**DATA EXCERPTS**

[START]

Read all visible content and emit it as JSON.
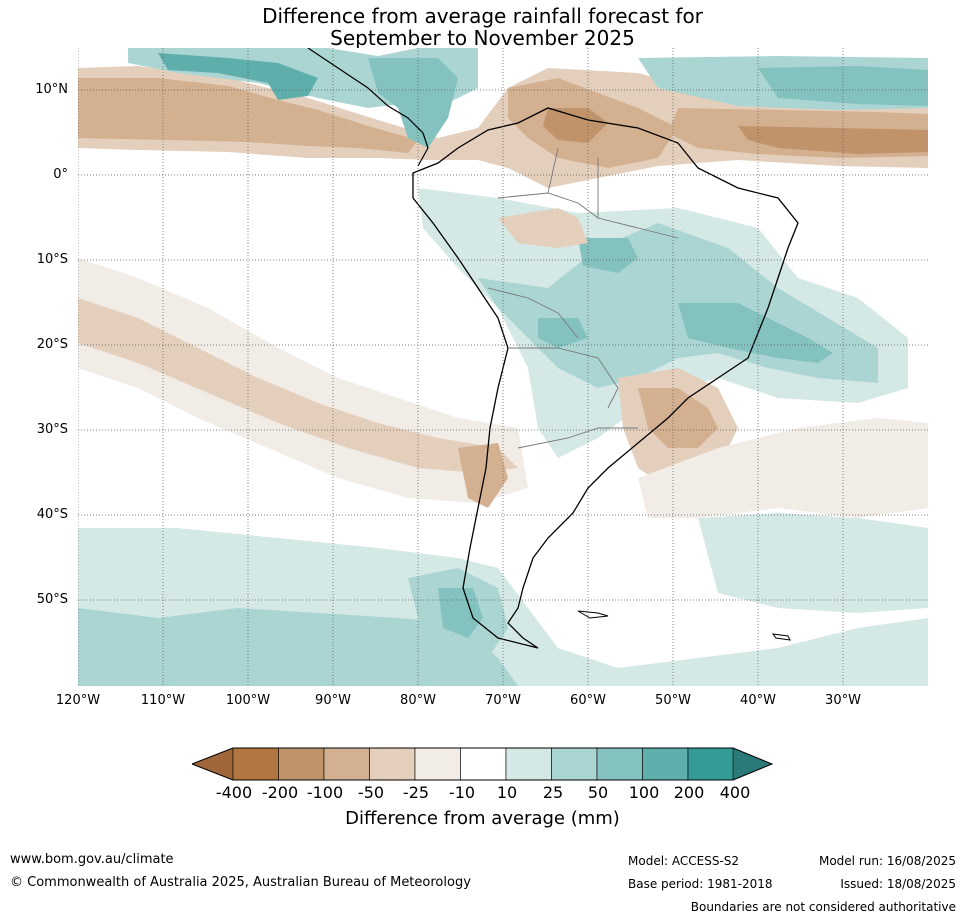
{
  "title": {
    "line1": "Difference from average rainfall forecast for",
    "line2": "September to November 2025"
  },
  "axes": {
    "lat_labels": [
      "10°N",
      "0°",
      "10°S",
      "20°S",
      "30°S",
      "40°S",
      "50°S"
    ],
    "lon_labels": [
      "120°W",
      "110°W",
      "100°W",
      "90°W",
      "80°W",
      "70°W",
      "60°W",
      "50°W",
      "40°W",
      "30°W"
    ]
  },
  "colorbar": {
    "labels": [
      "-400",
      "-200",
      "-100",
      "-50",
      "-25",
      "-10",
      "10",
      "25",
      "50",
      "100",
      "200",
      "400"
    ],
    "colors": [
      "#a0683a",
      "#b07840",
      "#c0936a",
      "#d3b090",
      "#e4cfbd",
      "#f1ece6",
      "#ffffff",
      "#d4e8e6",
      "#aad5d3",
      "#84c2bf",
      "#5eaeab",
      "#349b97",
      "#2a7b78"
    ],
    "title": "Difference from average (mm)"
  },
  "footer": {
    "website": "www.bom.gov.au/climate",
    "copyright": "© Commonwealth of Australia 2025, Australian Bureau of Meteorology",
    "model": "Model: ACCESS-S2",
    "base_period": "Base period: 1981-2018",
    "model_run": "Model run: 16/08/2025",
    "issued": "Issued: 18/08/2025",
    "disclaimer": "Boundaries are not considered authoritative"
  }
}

[END]

**WRITTEN INSTRUCTION**
Set down every entry word for word, but omit the pictures.

**OUTPUT OF THE EXERCISE**
Read all visible content and emit it as JSON.
{
  "title": {
    "line1": "Difference from average rainfall forecast for",
    "line2": "September to November 2025"
  },
  "axes": {
    "lat_labels": [
      "10°N",
      "0°",
      "10°S",
      "20°S",
      "30°S",
      "40°S",
      "50°S"
    ],
    "lon_labels": [
      "120°W",
      "110°W",
      "100°W",
      "90°W",
      "80°W",
      "70°W",
      "60°W",
      "50°W",
      "40°W",
      "30°W"
    ]
  },
  "colorbar": {
    "labels": [
      "-400",
      "-200",
      "-100",
      "-50",
      "-25",
      "-10",
      "10",
      "25",
      "50",
      "100",
      "200",
      "400"
    ],
    "colors": [
      "#a0683a",
      "#b07840",
      "#c0936a",
      "#d3b090",
      "#e4cfbd",
      "#f1ece6",
      "#ffffff",
      "#d4e8e6",
      "#aad5d3",
      "#84c2bf",
      "#5eaeab",
      "#349b97",
      "#2a7b78"
    ],
    "title": "Difference from average (mm)"
  },
  "footer": {
    "website": "www.bom.gov.au/climate",
    "copyright": "© Commonwealth of Australia 2025, Australian Bureau of Meteorology",
    "model": "Model: ACCESS-S2",
    "base_period": "Base period: 1981-2018",
    "model_run": "Model run: 16/08/2025",
    "issued": "Issued: 18/08/2025",
    "disclaimer": "Boundaries are not considered authoritative"
  }
}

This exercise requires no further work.